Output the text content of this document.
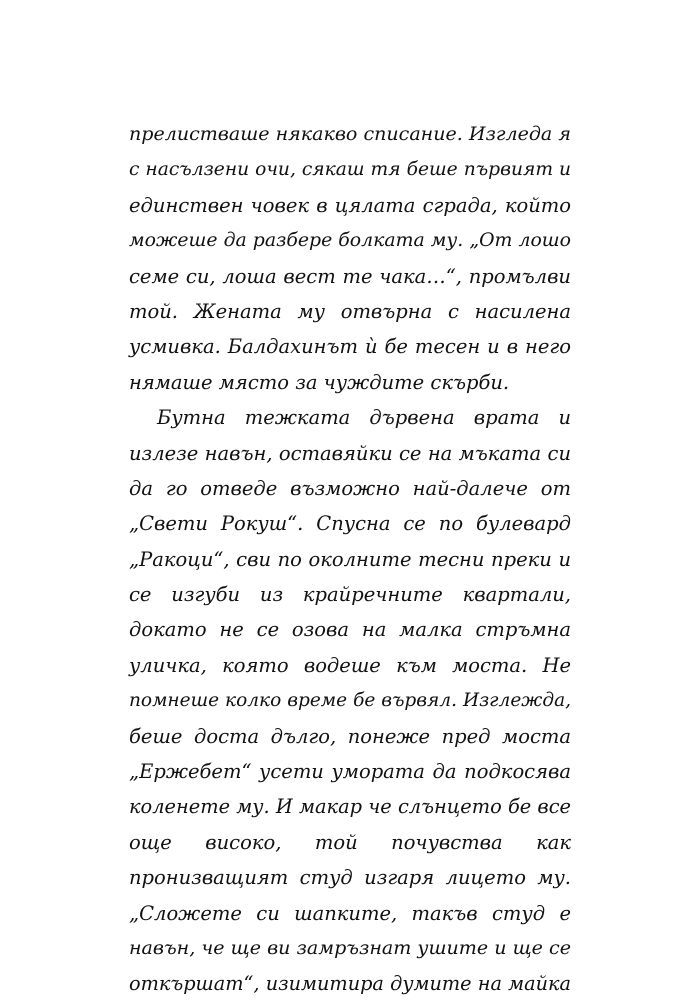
прелистваше някакво списание. Изгледа я
с насълзени очи, сякаш тя беше първият и
единствен човек в цялата сграда, който
можеше да разбере болката му. „От лошо
семе си, лоша вест те чака…“, промълви
той. Жената му отвърна с насилена
усмивка. Балдахинът ѝ бе тесен и в него
нямаше място за чуждите скърби.
Бутна тежката дървена врата и
излезе навън, оставяйки се на мъката си
да го отведе възможно най-далече от
„Свети Рокуш“. Спусна се по булевард
„Ракоци“, сви по околните тесни преки и
се изгуби из крайречните квартали,
докато не се озова на малка стръмна
уличка, която водеше към моста. Не
помнеше колко време бе вървял. Изглежда,
беше доста дълго, понеже пред моста
„Ержебет“ усети умората да подкосява
коленете му. И макар че слънцето бе все
още високо, той почувства как
пронизващият студ изгаря лицето му.
„Сложете си шапките, такъв студ е
навън, че ще ви замръзнат ушите и ще се
откършат“, изимитира думите на майка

________________

» **Given request**
Can you repeat every record above exactly, apart from the pictures?

» **Response to this task**
Output the text content of this document.
прелистваше някакво списание. Изгледа я
с насълзени очи, сякаш тя беше първият и
единствен човек в цялата сграда, който
можеше да разбере болката му. „От лошо
семе си, лоша вест те чака…“, промълви
той. Жената му отвърна с насилена
усмивка. Балдахинът ѝ бе тесен и в него
нямаше място за чуждите скърби.
Бутна тежката дървена врата и
излезе навън, оставяйки се на мъката си
да го отведе възможно най-далече от
„Свети Рокуш“. Спусна се по булевард
„Ракоци“, сви по околните тесни преки и
се изгуби из крайречните квартали,
докато не се озова на малка стръмна
уличка, която водеше към моста. Не
помнеше колко време бе вървял. Изглежда,
беше доста дълго, понеже пред моста
„Ержебет“ усети умората да подкосява
коленете му. И макар че слънцето бе все
още високо, той почувства как
пронизващият студ изгаря лицето му.
„Сложете си шапките, такъв студ е
навън, че ще ви замръзнат ушите и ще се
откършат“, изимитира думите на майка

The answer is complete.